• **Provided records**:

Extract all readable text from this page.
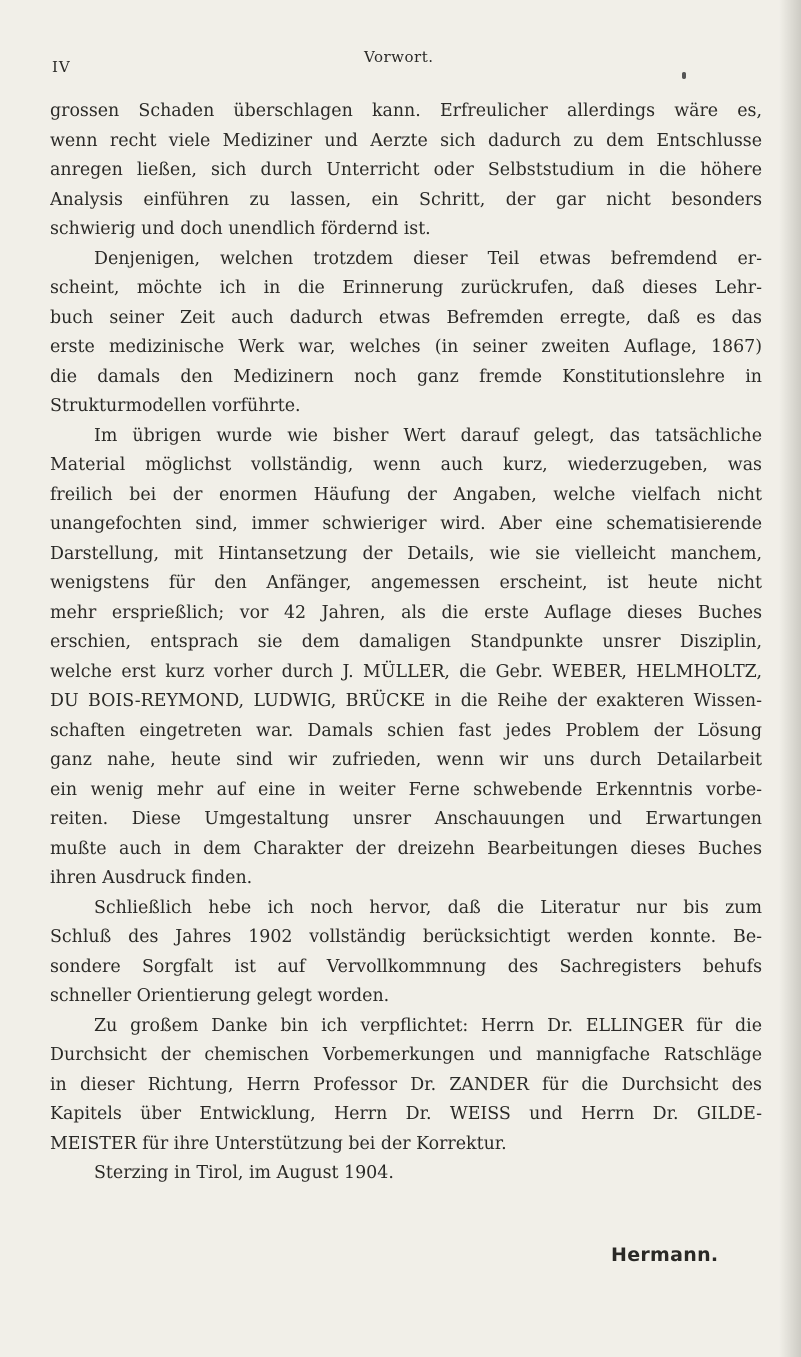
IV
Vorwort.
grossen Schaden überschlagen kann. Erfreulicher allerdings wäre es,
wenn recht viele Mediziner und Aerzte sich dadurch zu dem Entschlusse
anregen ließen, sich durch Unterricht oder Selbststudium in die höhere
Analysis einführen zu lassen, ein Schritt, der gar nicht besonders
schwierig und doch unendlich fördernd ist.
Denjenigen, welchen trotzdem dieser Teil etwas befremdend er-
scheint, möchte ich in die Erinnerung zurückrufen, daß dieses Lehr-
buch seiner Zeit auch dadurch etwas Befremden erregte, daß es das
erste medizinische Werk war, welches (in seiner zweiten Auflage, 1867)
die damals den Medizinern noch ganz fremde Konstitutionslehre in
Strukturmodellen vorführte.
Im übrigen wurde wie bisher Wert darauf gelegt, das tatsächliche
Material möglichst vollständig, wenn auch kurz, wiederzugeben, was
freilich bei der enormen Häufung der Angaben, welche vielfach nicht
unangefochten sind, immer schwieriger wird. Aber eine schematisierende
Darstellung, mit Hintansetzung der Details, wie sie vielleicht manchem,
wenigstens für den Anfänger, angemessen erscheint, ist heute nicht
mehr ersprießlich; vor 42 Jahren, als die erste Auflage dieses Buches
erschien, entsprach sie dem damaligen Standpunkte unsrer Disziplin,
welche erst kurz vorher durch J. MÜLLER, die Gebr. WEBER, HELMHOLTZ,
DU BOIS-REYMOND, LUDWIG, BRÜCKE in die Reihe der exakteren Wissen-
schaften eingetreten war. Damals schien fast jedes Problem der Lösung
ganz nahe, heute sind wir zufrieden, wenn wir uns durch Detailarbeit
ein wenig mehr auf eine in weiter Ferne schwebende Erkenntnis vorbe-
reiten. Diese Umgestaltung unsrer Anschauungen und Erwartungen
mußte auch in dem Charakter der dreizehn Bearbeitungen dieses Buches
ihren Ausdruck finden.
Schließlich hebe ich noch hervor, daß die Literatur nur bis zum
Schluß des Jahres 1902 vollständig berücksichtigt werden konnte. Be-
sondere Sorgfalt ist auf Vervollkommnung des Sachregisters behufs
schneller Orientierung gelegt worden.
Zu großem Danke bin ich verpflichtet: Herrn Dr. ELLINGER für die
Durchsicht der chemischen Vorbemerkungen und mannigfache Ratschläge
in dieser Richtung, Herrn Professor Dr. ZANDER für die Durchsicht des
Kapitels über Entwicklung, Herrn Dr. WEISS und Herrn Dr. GILDE-
MEISTER für ihre Unterstützung bei der Korrektur.
Sterzing in Tirol, im August 1904.
Hermann.
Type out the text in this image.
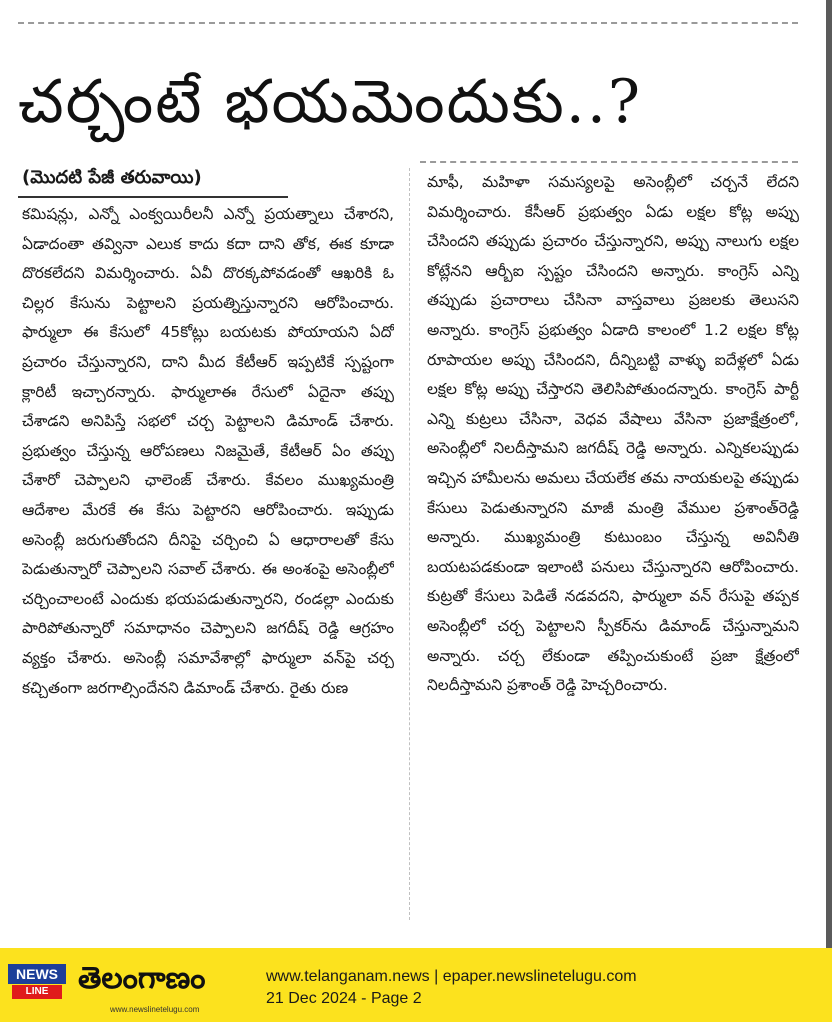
చర్చంటే భయమెందుకు..?
(మొదటి పేజీ తరువాయి)
కమిషన్లు, ఎన్నో ఎంక్వయిరీలనీ ఎన్నో ప్రయత్నాలు చేశారని, ఏడాదంతా తవ్వినా ఎలుక కాదు కదా దాని తోక, ఈక కూడా దొరకలేదని విమర్శించారు. ఏవీ దొరక్కపోవడంతో ఆఖరికి ఓ చిల్లర కేసును పెట్టాలని ప్రయత్నిస్తున్నారని ఆరోపించారు. ఫార్ములా ఈ కేసులో 45కోట్లు బయటకు పోయాయని ఏదో ప్రచారం చేస్తున్నారని, దాని మీద కేటీఆర్ ఇప్పటికే స్పష్టంగా క్లారిటీ ఇచ్చారన్నారు. ఫార్ములాఈ రేసులో ఏదైనా తప్పు చేశాడని అనిపిస్తే సభలో చర్చ పెట్టాలని డిమాండ్ చేశారు. ప్రభుత్వం చేస్తున్న ఆరోపణలు నిజమైతే, కేటీఆర్ ఏం తప్పు చేశారో చెప్పాలని ఛాలెంజ్ చేశారు. కేవలం ముఖ్యమంత్రి ఆదేశాల మేరకే ఈ కేసు పెట్టారని ఆరోపించారు. ఇప్పుడు అసెంబ్లీ జరుగుతోందని దీనిపై చర్చించి ఏ ఆధారాలతో కేసు పెడుతున్నారో చెప్పాలని సవాల్ చేశారు. ఈ అంశంపై అసెంబ్లీలో చర్చించాలంటే ఎందుకు భయపడుతున్నారని, రండల్లా ఎందుకు పారిపోతున్నారో సమాధానం చెప్పాలని జగదీష్ రెడ్డి ఆగ్రహం వ్యక్తం చేశారు. అసెంబ్లీ సమావేశాల్లో ఫార్ములా వన్‌పై చర్చ కచ్చితంగా జరగాల్సిందేనని డిమాండ్ చేశారు. రైతు రుణ
మాఫీ, మహిళా సమస్యలపై అసెంబ్లీలో చర్చనే లేదని విమర్శించారు. కేసీఆర్ ప్రభుత్వం ఏడు లక్షల కోట్ల అప్పు చేసిందని తప్పుడు ప్రచారం చేస్తున్నారని, అప్పు నాలుగు లక్షల కోట్లేనని ఆర్బీఐ స్పష్టం చేసిందని అన్నారు. కాంగ్రెస్ ఎన్ని తప్పుడు ప్రచారాలు చేసినా వాస్తవాలు ప్రజలకు తెలుసని అన్నారు. కాంగ్రెస్ ప్రభుత్వం ఏడాది కాలంలో 1.2 లక్షల కోట్ల రూపాయల అప్పు చేసిందని, దీన్నిబట్టి వాళ్ళు ఐదేళ్లలో ఏడు లక్షల కోట్ల అప్పు చేస్తారని తెలిసిపోతుందన్నారు. కాంగ్రెస్ పార్టీ ఎన్ని కుట్రలు చేసినా, వెధవ వేషాలు వేసినా ప్రజాక్షేత్రంలో, అసెంబ్లీలో నిలదీస్తామని జగదీష్ రెడ్డి అన్నారు. ఎన్నికలప్పుడు ఇచ్చిన హామీలను అమలు చేయలేక తమ నాయకులపై తప్పుడు కేసులు పెడుతున్నారని మాజీ మంత్రి వేముల ప్రశాంత్‌రెడ్డి అన్నారు. ముఖ్యమంత్రి కుటుంబం చేస్తున్న అవినీతి బయటపడకుండా ఇలాంటి పనులు చేస్తున్నారని ఆరోపించారు. కుట్రతో కేసులు పెడితే నడవదని, ఫార్ములా వన్ రేసుపై తప్పక అసెంబ్లీలో చర్చ పెట్టాలని స్పీకర్‌ను డిమాండ్ చేస్తున్నామని అన్నారు. చర్చ లేకుండా తప్పించుకుంటే ప్రజా క్షేత్రంలో నిలదీస్తామని ప్రశాంత్ రెడ్డి హెచ్చరించారు.
NEWS
LINE తెలంగాణం
www.newslinetelugu.com
www.telanganam.news | epaper.newslinetelugu.com
21 Dec 2024 - Page 2
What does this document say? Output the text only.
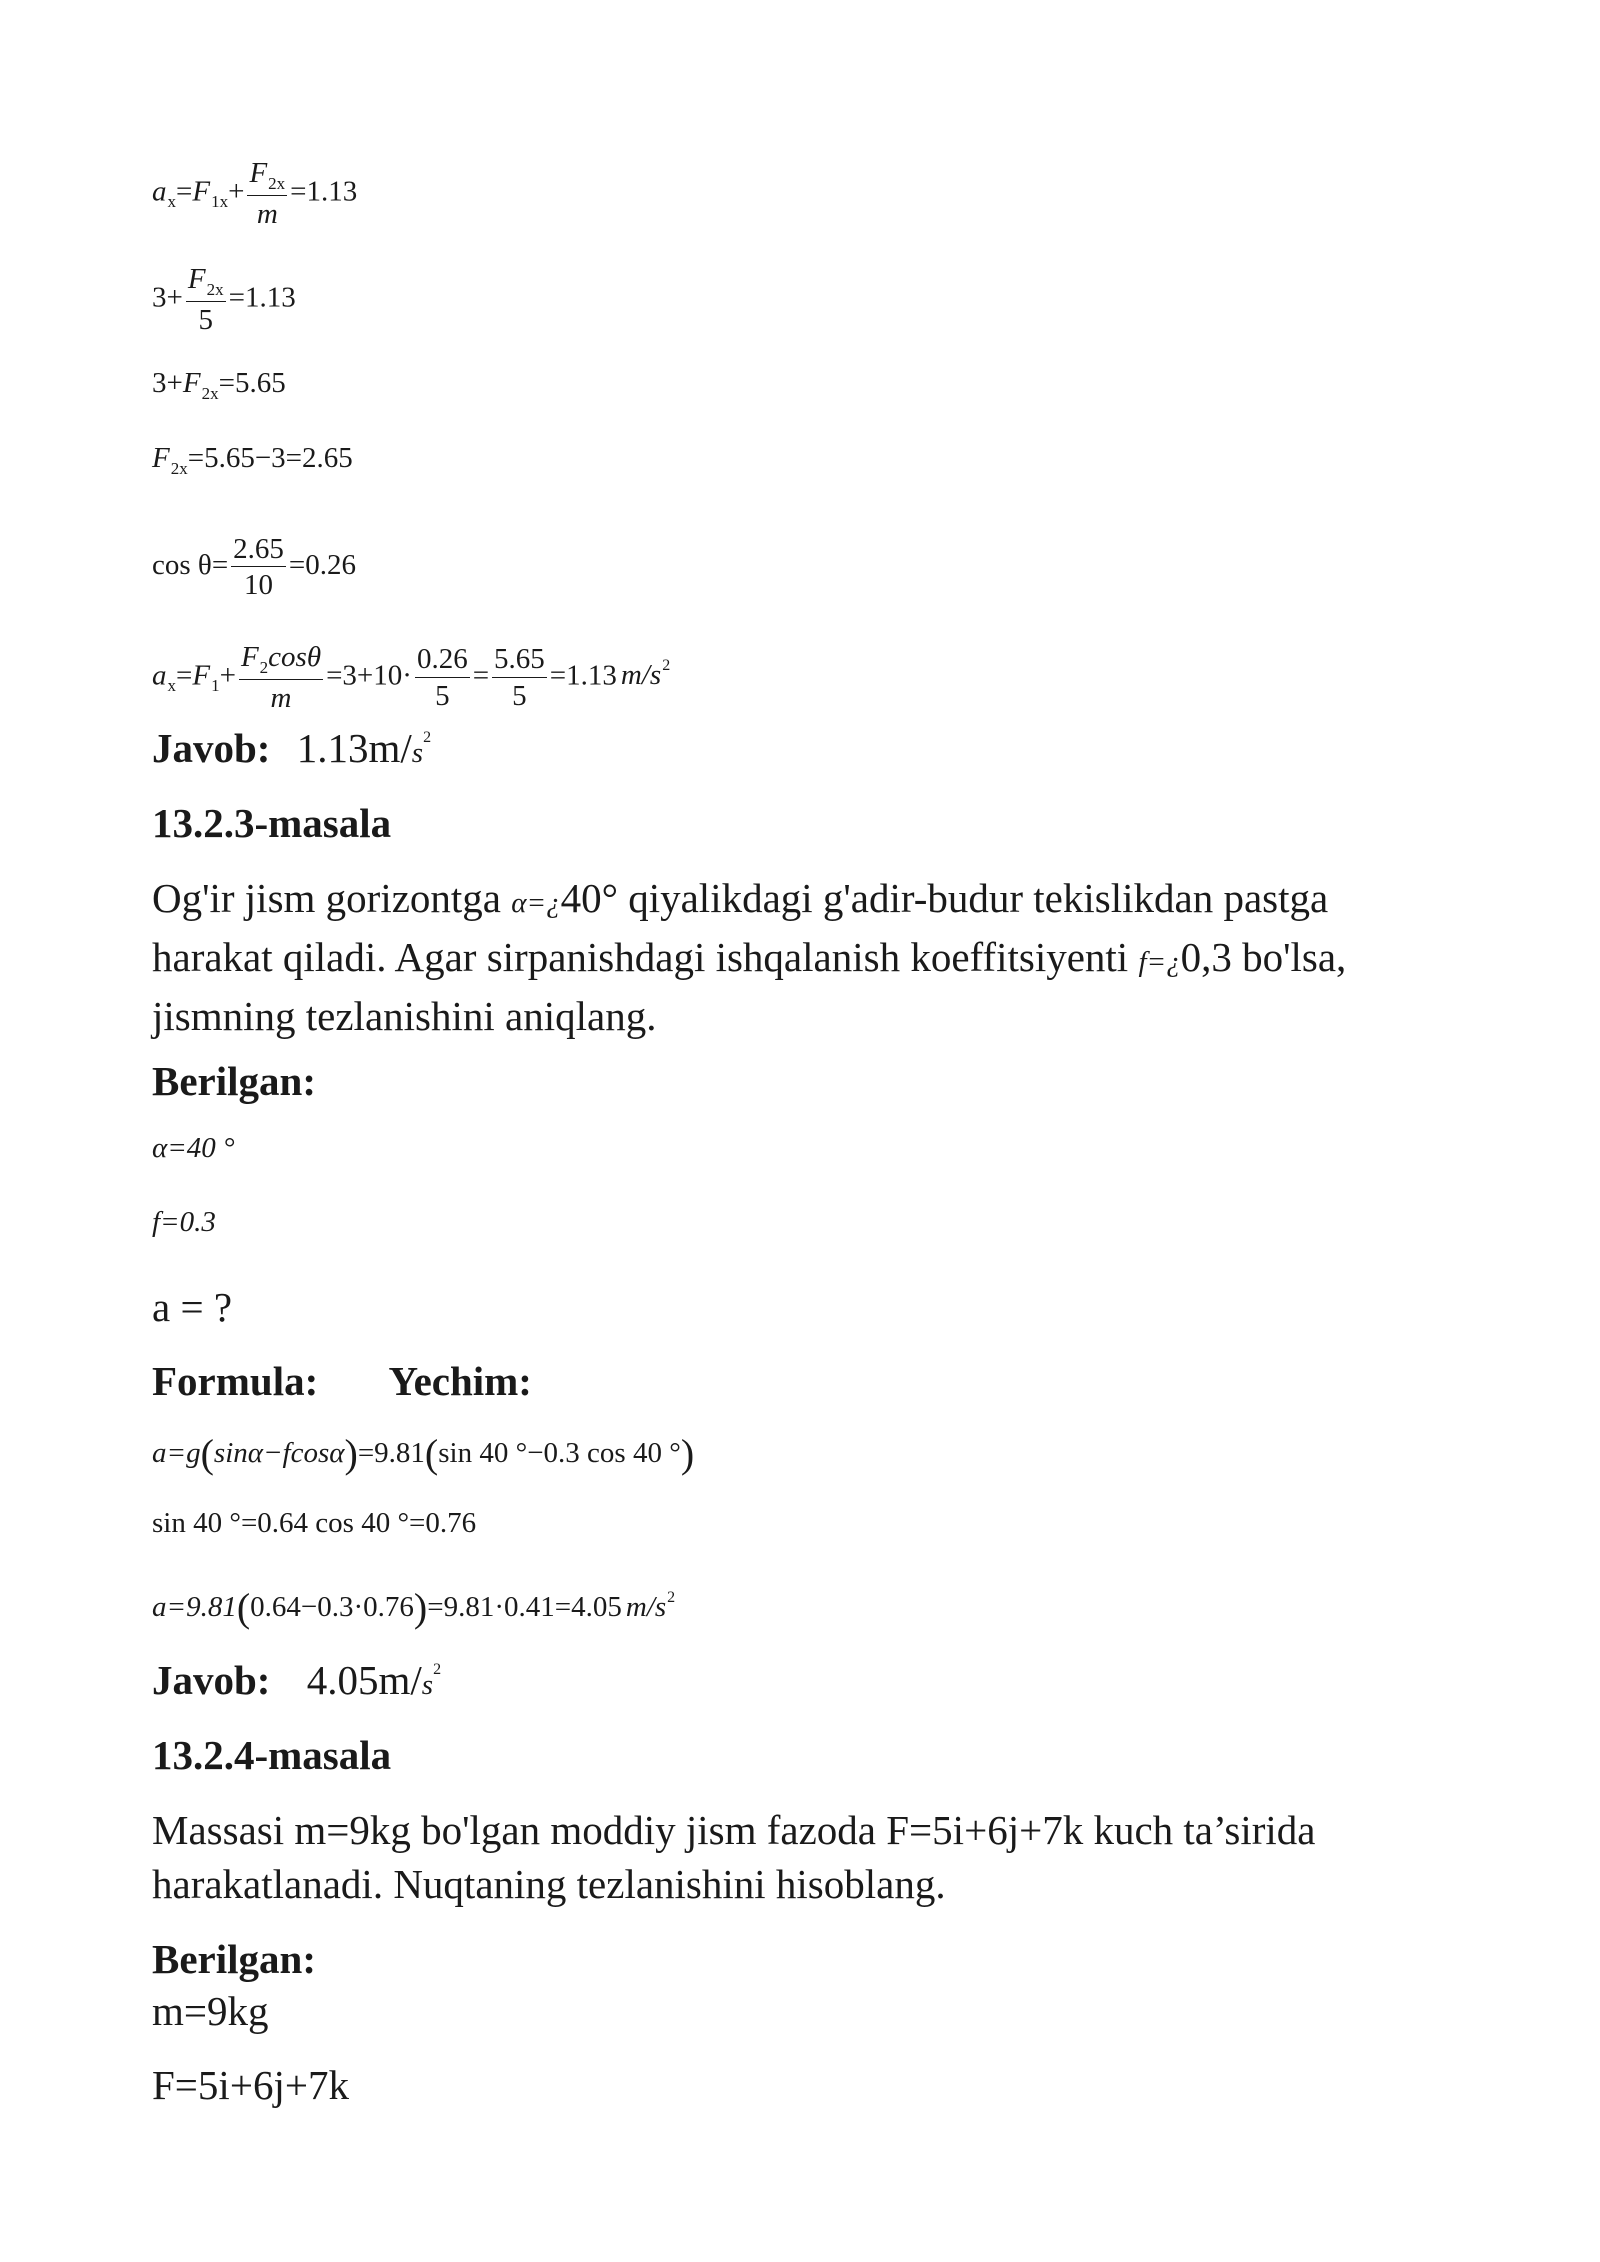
$a_x=F_{1x}+ \frac{F_{2x}}{m} =1.13$
$3+ \frac{F_{2x}}{5} =1.13$
$3+F_{2x}=5.65$
$F_{2x}=5.65-3=2.65$
$\cos \theta= \frac{2.65}{10} =0.26$
$a_x=F_1+ \frac{F_2\cos\theta}{m} =3+10\cdot \frac{0.26}{5} = \frac{5.65}{5} =1.13$ $m/s^2$
Javob: $1.13m/s^2$
13.2.3-masala
Og'ir jism gorizontga α=¿40° qiyalikdagi g'adir-budur tekislikdan pastga harakat qiladi. Agar sirpanishdagi ishqalanish koeffitsiyenti f=¿0,3 bo'lsa, jismning tezlanishini aniqlang.
Berilgan:
α=40 °
f=0.3
a = ?
Formula: Yechim:
a=g(sinα−fcosα)=9.81(sin 40 °−0.3 cos 40 °)
sin 40 °=0.64 cos 40 °=0.76
a=9.81(0.64−0.3·0.76)=9.81·0.41=4.05 $m/s^2$
Javob: $4.05m/s^2$
13.2.4-masala
Massasi m=9kg bo'lgan moddiy jism fazoda F=5i+6j+7k kuch ta’sirida harakatlanadi. Nuqtaning tezlanishini hisoblang.
Berilgan:
m=9kg
F=5i+6j+7k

• **Stated problem**: Check each line of the records for the string "seiner" and state how many lines contain it. Give only the number.

• **Complete answer**: 2